• [PROBLEM]
Extract every line of the material that holds the string "title".

• [THE RECORDS]
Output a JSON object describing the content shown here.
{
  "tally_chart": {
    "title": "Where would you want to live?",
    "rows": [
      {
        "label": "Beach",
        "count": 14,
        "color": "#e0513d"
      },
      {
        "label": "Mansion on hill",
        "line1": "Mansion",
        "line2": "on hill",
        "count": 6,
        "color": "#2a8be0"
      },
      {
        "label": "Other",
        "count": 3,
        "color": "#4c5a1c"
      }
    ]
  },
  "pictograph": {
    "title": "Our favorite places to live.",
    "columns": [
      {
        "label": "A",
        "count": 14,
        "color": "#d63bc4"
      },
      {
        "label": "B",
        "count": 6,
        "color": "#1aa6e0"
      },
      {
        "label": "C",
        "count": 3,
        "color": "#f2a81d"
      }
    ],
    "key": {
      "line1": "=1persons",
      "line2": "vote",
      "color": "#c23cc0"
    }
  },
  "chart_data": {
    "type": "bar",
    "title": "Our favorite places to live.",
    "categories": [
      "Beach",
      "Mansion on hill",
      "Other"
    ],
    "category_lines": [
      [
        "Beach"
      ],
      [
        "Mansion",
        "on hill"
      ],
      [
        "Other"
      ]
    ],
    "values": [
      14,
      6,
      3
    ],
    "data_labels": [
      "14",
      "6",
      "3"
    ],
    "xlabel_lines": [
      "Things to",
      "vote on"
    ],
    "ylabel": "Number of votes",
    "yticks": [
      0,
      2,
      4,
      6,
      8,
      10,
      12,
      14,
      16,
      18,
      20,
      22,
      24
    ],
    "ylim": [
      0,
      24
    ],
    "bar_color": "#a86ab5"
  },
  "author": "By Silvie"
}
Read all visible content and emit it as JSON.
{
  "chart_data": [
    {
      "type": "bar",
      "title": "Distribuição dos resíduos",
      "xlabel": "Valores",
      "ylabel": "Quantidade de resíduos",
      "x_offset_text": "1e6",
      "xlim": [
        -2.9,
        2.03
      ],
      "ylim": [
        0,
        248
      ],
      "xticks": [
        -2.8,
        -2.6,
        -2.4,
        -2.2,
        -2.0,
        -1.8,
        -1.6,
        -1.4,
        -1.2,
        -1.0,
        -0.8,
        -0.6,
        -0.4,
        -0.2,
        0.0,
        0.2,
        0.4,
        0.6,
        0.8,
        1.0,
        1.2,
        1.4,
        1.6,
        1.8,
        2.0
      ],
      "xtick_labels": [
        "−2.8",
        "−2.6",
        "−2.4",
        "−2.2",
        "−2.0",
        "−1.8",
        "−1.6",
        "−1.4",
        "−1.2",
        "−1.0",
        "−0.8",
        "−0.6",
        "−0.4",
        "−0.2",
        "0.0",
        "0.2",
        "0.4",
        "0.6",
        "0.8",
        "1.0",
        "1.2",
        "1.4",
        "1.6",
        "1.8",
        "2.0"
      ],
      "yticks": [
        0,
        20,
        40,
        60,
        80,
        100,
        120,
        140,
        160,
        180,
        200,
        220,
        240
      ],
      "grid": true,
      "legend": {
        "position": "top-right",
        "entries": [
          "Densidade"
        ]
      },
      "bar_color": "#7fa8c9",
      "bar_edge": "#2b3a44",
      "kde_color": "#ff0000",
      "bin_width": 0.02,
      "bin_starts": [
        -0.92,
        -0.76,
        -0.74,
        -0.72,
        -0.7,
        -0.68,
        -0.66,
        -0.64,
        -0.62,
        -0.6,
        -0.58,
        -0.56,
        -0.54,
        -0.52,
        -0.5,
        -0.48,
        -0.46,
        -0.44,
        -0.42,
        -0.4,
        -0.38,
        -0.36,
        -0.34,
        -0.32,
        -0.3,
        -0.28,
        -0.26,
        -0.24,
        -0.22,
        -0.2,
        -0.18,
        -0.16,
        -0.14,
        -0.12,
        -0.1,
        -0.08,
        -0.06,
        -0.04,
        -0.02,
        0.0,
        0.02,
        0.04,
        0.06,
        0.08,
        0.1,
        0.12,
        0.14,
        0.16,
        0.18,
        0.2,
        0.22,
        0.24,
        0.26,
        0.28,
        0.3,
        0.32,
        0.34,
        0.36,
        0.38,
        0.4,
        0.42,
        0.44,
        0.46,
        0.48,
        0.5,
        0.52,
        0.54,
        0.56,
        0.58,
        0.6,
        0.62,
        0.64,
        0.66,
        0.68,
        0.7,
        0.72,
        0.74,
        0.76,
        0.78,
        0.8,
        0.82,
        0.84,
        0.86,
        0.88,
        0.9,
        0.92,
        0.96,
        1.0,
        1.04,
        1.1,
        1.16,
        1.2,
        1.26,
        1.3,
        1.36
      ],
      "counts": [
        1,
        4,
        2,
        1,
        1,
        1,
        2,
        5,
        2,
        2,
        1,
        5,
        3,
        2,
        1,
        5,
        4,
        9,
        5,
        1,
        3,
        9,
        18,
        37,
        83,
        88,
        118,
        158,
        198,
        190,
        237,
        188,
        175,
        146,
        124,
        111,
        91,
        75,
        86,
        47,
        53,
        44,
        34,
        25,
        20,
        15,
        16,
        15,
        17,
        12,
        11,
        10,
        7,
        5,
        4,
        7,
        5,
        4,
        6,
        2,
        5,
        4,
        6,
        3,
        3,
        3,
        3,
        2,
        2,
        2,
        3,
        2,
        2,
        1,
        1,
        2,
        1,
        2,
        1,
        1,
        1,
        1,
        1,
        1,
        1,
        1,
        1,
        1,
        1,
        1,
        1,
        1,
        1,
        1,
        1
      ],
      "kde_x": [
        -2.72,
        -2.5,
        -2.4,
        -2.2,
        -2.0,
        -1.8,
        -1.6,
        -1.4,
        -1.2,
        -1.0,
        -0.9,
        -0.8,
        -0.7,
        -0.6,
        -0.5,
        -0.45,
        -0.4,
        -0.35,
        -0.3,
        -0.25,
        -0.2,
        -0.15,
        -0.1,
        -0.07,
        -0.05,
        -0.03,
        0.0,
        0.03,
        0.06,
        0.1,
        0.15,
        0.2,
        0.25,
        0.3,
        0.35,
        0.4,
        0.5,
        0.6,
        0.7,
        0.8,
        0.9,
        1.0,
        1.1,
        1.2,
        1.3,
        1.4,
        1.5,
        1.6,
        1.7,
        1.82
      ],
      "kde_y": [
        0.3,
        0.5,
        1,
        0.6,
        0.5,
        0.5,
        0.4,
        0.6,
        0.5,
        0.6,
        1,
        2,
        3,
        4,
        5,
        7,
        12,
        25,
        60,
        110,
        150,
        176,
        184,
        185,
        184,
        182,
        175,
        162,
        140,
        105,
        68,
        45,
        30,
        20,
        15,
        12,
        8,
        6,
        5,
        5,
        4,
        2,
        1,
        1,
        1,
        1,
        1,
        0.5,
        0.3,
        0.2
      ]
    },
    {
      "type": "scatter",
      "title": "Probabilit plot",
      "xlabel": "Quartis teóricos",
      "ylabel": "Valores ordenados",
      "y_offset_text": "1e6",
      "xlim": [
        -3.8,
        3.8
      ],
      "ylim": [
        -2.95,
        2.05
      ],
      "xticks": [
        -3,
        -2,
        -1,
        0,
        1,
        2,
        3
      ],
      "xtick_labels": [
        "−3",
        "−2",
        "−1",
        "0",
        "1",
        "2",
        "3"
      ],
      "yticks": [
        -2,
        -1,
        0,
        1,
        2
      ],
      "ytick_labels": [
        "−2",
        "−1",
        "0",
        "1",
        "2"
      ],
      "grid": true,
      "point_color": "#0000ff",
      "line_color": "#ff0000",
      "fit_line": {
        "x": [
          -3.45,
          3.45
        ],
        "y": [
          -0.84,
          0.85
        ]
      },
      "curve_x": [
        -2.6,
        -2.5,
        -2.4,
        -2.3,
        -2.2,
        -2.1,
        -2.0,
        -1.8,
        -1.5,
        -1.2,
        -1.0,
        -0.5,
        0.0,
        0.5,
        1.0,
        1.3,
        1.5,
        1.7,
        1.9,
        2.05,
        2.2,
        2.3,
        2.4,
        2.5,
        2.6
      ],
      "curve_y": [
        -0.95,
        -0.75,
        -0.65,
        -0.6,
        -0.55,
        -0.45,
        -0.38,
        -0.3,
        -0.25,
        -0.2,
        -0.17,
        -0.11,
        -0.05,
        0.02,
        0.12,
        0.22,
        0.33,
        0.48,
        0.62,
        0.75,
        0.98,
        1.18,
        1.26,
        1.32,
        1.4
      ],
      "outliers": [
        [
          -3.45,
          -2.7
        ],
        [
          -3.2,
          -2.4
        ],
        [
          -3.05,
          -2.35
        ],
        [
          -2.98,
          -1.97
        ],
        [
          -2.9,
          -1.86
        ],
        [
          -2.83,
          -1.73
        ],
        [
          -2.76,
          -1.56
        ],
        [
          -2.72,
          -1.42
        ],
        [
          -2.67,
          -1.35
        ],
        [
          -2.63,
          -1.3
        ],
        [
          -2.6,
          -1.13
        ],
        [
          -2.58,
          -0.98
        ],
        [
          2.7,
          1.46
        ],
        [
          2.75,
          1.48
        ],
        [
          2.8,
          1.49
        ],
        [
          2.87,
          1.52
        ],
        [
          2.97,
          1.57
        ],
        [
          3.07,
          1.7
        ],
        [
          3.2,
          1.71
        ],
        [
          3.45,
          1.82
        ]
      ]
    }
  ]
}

• [WRITTEN REPLY]
    "title": "Where would you want to live?",
    "title": "Our favorite places to live.",
    "title": "Our favorite places to live.",
      "title": "Distribuição dos resíduos",
      "title": "Probabilit plot",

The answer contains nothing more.